TASK DIRECTIONS → Report each line of the records that contains the word "Description", copying every such line in full.

Dataset excerpts
====================

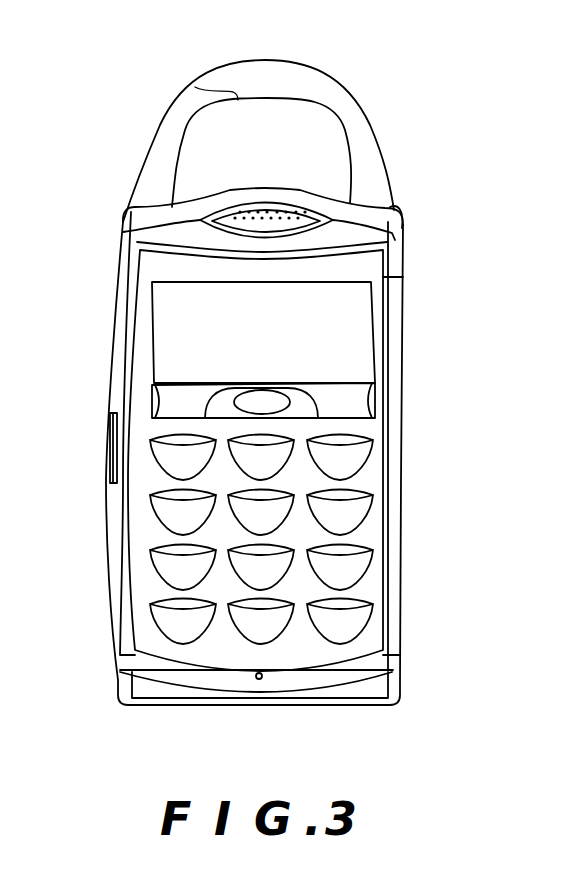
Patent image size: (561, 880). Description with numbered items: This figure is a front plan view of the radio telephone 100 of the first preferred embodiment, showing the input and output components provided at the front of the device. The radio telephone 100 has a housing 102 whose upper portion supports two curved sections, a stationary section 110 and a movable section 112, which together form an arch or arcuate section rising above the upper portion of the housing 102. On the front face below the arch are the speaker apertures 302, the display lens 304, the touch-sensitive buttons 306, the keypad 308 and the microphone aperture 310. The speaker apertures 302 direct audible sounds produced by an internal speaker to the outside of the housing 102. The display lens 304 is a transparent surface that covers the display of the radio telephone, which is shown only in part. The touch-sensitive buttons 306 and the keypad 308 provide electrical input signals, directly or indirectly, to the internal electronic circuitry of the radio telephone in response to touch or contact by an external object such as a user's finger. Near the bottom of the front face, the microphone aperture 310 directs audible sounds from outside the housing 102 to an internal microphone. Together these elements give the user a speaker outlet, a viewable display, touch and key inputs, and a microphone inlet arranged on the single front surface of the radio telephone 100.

The radio telephone 100 is at (80, 60).
The housing 102 is at (458, 437).
The stationary section 110 is at (324, 88).
The movable section 112 is at (166, 144).
The speaker apertures 302 is at (267, 207).
The display lens 304 is at (167, 323).
The touch-sensitive buttons 306 is at (165, 405).
The keypad 308 is at (146, 521).
The microphone aperture 310 is at (259, 680).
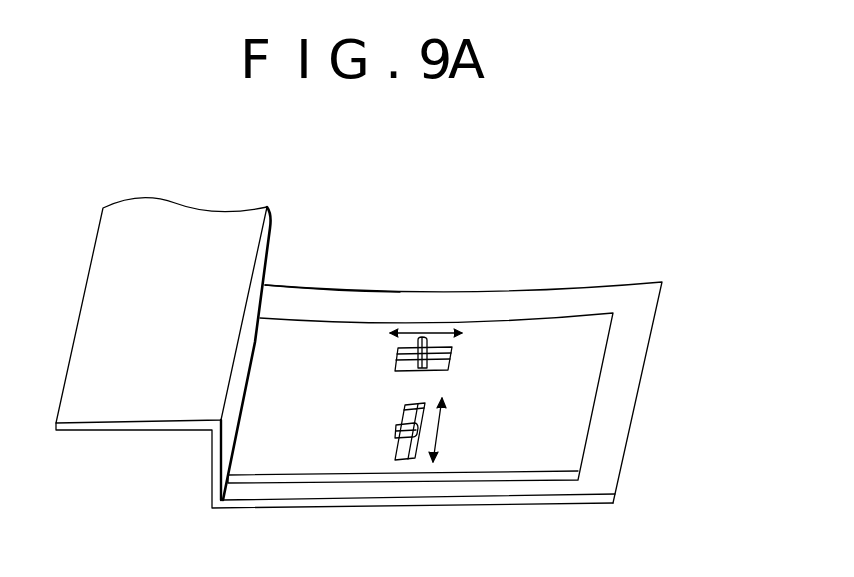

====================

OUTPUT FOR THIS TASK →
Patent image size: (561, 880). Description with numbered items: This figure is a front plan view of the radio telephone 100 of the first preferred embodiment, showing the input and output components provided at the front of the device. The radio telephone 100 has a housing 102 whose upper portion supports two curved sections, a stationary section 110 and a movable section 112, which together form an arch or arcuate section rising above the upper portion of the housing 102. On the front face below the arch are the speaker apertures 302, the display lens 304, the touch-sensitive buttons 306, the keypad 308 and the microphone aperture 310. The speaker apertures 302 direct audible sounds produced by an internal speaker to the outside of the housing 102. The display lens 304 is a transparent surface that covers the display of the radio telephone, which is shown only in part. The touch-sensitive buttons 306 and the keypad 308 provide electrical input signals, directly or indirectly, to the internal electronic circuitry of the radio telephone in response to touch or contact by an external object such as a user's finger. Near the bottom of the front face, the microphone aperture 310 directs audible sounds from outside the housing 102 to an internal microphone. Together these elements give the user a speaker outlet, a viewable display, touch and key inputs, and a microphone inlet arranged on the single front surface of the radio telephone 100.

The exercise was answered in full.